> [WHAT IS BEING ASKED]
Will you output all of the data below exactly, omitting the images?

Excerpts from a figure dataset:
——

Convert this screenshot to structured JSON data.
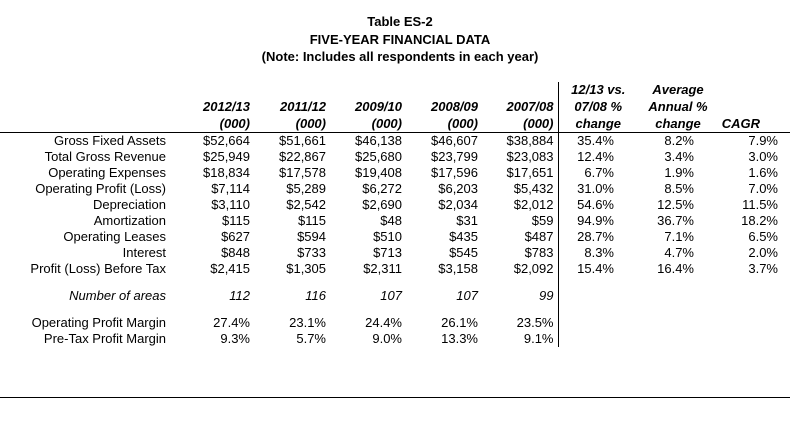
{
  "title": {
    "line1": "Table ES-2",
    "line2": "FIVE-YEAR FINANCIAL DATA",
    "line3": "(Note:  Includes all respondents in each year)"
  },
  "headers": {
    "years": [
      {
        "year": "2012/13",
        "unit": "(000)"
      },
      {
        "year": "2011/12",
        "unit": "(000)"
      },
      {
        "year": "2009/10",
        "unit": "(000)"
      },
      {
        "year": "2008/09",
        "unit": "(000)"
      },
      {
        "year": "2007/08",
        "unit": "(000)"
      }
    ],
    "change": [
      "12/13 vs.",
      "07/08 %",
      "change"
    ],
    "avg": [
      "Average",
      "Annual %",
      "change"
    ],
    "cagr": "CAGR"
  },
  "rows": [
    {
      "label": "Gross Fixed Assets",
      "values": [
        "$52,664",
        "$51,661",
        "$46,138",
        "$46,607",
        "$38,884"
      ],
      "change": "35.4%",
      "avg": "8.2%",
      "cagr": "7.9%"
    },
    {
      "label": "Total Gross Revenue",
      "values": [
        "$25,949",
        "$22,867",
        "$25,680",
        "$23,799",
        "$23,083"
      ],
      "change": "12.4%",
      "avg": "3.4%",
      "cagr": "3.0%"
    },
    {
      "label": "Operating Expenses",
      "values": [
        "$18,834",
        "$17,578",
        "$19,408",
        "$17,596",
        "$17,651"
      ],
      "change": "6.7%",
      "avg": "1.9%",
      "cagr": "1.6%"
    },
    {
      "label": "Operating Profit (Loss)",
      "values": [
        "$7,114",
        "$5,289",
        "$6,272",
        "$6,203",
        "$5,432"
      ],
      "change": "31.0%",
      "avg": "8.5%",
      "cagr": "7.0%"
    },
    {
      "label": "Depreciation",
      "values": [
        "$3,110",
        "$2,542",
        "$2,690",
        "$2,034",
        "$2,012"
      ],
      "change": "54.6%",
      "avg": "12.5%",
      "cagr": "11.5%"
    },
    {
      "label": "Amortization",
      "values": [
        "$115",
        "$115",
        "$48",
        "$31",
        "$59"
      ],
      "change": "94.9%",
      "avg": "36.7%",
      "cagr": "18.2%"
    },
    {
      "label": "Operating Leases",
      "values": [
        "$627",
        "$594",
        "$510",
        "$435",
        "$487"
      ],
      "change": "28.7%",
      "avg": "7.1%",
      "cagr": "6.5%"
    },
    {
      "label": "Interest",
      "values": [
        "$848",
        "$733",
        "$713",
        "$545",
        "$783"
      ],
      "change": "8.3%",
      "avg": "4.7%",
      "cagr": "2.0%"
    },
    {
      "label": "Profit (Loss) Before Tax",
      "values": [
        "$2,415",
        "$1,305",
        "$2,311",
        "$3,158",
        "$2,092"
      ],
      "change": "15.4%",
      "avg": "16.4%",
      "cagr": "3.7%"
    }
  ],
  "areas": {
    "label": "Number of areas",
    "values": [
      "112",
      "116",
      "107",
      "107",
      "99"
    ]
  },
  "margins": [
    {
      "label": "Operating Profit Margin",
      "values": [
        "27.4%",
        "23.1%",
        "24.4%",
        "26.1%",
        "23.5%"
      ]
    },
    {
      "label": "Pre-Tax Profit Margin",
      "values": [
        "9.3%",
        "5.7%",
        "9.0%",
        "13.3%",
        "9.1%"
      ]
    }
  ]
}
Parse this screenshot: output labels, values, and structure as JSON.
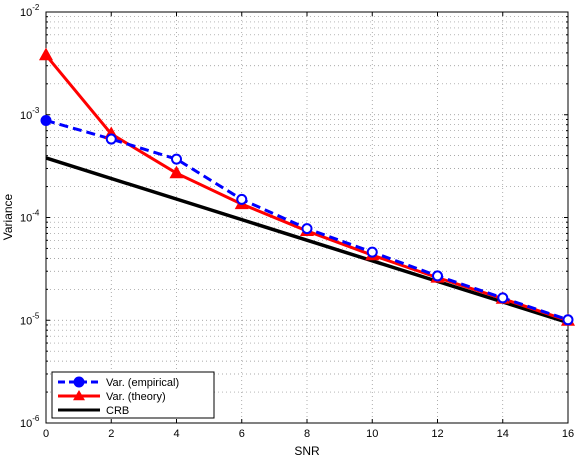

——

> [CORRECT ANSWER]
Convert this screenshot to structured JSON data.
{
  "title": {
    "line1": "Table ES-2",
    "line2": "FIVE-YEAR FINANCIAL DATA",
    "line3": "(Note:  Includes all respondents in each year)"
  },
  "headers": {
    "years": [
      {
        "year": "2012/13",
        "unit": "(000)"
      },
      {
        "year": "2011/12",
        "unit": "(000)"
      },
      {
        "year": "2009/10",
        "unit": "(000)"
      },
      {
        "year": "2008/09",
        "unit": "(000)"
      },
      {
        "year": "2007/08",
        "unit": "(000)"
      }
    ],
    "change": [
      "12/13 vs.",
      "07/08 %",
      "change"
    ],
    "avg": [
      "Average",
      "Annual %",
      "change"
    ],
    "cagr": "CAGR"
  },
  "rows": [
    {
      "label": "Gross Fixed Assets",
      "values": [
        "$52,664",
        "$51,661",
        "$46,138",
        "$46,607",
        "$38,884"
      ],
      "change": "35.4%",
      "avg": "8.2%",
      "cagr": "7.9%"
    },
    {
      "label": "Total Gross Revenue",
      "values": [
        "$25,949",
        "$22,867",
        "$25,680",
        "$23,799",
        "$23,083"
      ],
      "change": "12.4%",
      "avg": "3.4%",
      "cagr": "3.0%"
    },
    {
      "label": "Operating Expenses",
      "values": [
        "$18,834",
        "$17,578",
        "$19,408",
        "$17,596",
        "$17,651"
      ],
      "change": "6.7%",
      "avg": "1.9%",
      "cagr": "1.6%"
    },
    {
      "label": "Operating Profit (Loss)",
      "values": [
        "$7,114",
        "$5,289",
        "$6,272",
        "$6,203",
        "$5,432"
      ],
      "change": "31.0%",
      "avg": "8.5%",
      "cagr": "7.0%"
    },
    {
      "label": "Depreciation",
      "values": [
        "$3,110",
        "$2,542",
        "$2,690",
        "$2,034",
        "$2,012"
      ],
      "change": "54.6%",
      "avg": "12.5%",
      "cagr": "11.5%"
    },
    {
      "label": "Amortization",
      "values": [
        "$115",
        "$115",
        "$48",
        "$31",
        "$59"
      ],
      "change": "94.9%",
      "avg": "36.7%",
      "cagr": "18.2%"
    },
    {
      "label": "Operating Leases",
      "values": [
        "$627",
        "$594",
        "$510",
        "$435",
        "$487"
      ],
      "change": "28.7%",
      "avg": "7.1%",
      "cagr": "6.5%"
    },
    {
      "label": "Interest",
      "values": [
        "$848",
        "$733",
        "$713",
        "$545",
        "$783"
      ],
      "change": "8.3%",
      "avg": "4.7%",
      "cagr": "2.0%"
    },
    {
      "label": "Profit (Loss) Before Tax",
      "values": [
        "$2,415",
        "$1,305",
        "$2,311",
        "$3,158",
        "$2,092"
      ],
      "change": "15.4%",
      "avg": "16.4%",
      "cagr": "3.7%"
    }
  ],
  "areas": {
    "label": "Number of areas",
    "values": [
      "112",
      "116",
      "107",
      "107",
      "99"
    ]
  },
  "margins": [
    {
      "label": "Operating Profit Margin",
      "values": [
        "27.4%",
        "23.1%",
        "24.4%",
        "26.1%",
        "23.5%"
      ]
    },
    {
      "label": "Pre-Tax Profit Margin",
      "values": [
        "9.3%",
        "5.7%",
        "9.0%",
        "13.3%",
        "9.1%"
      ]
    }
  ]
}
Parse this screenshot: output labels, values, and structure as JSON.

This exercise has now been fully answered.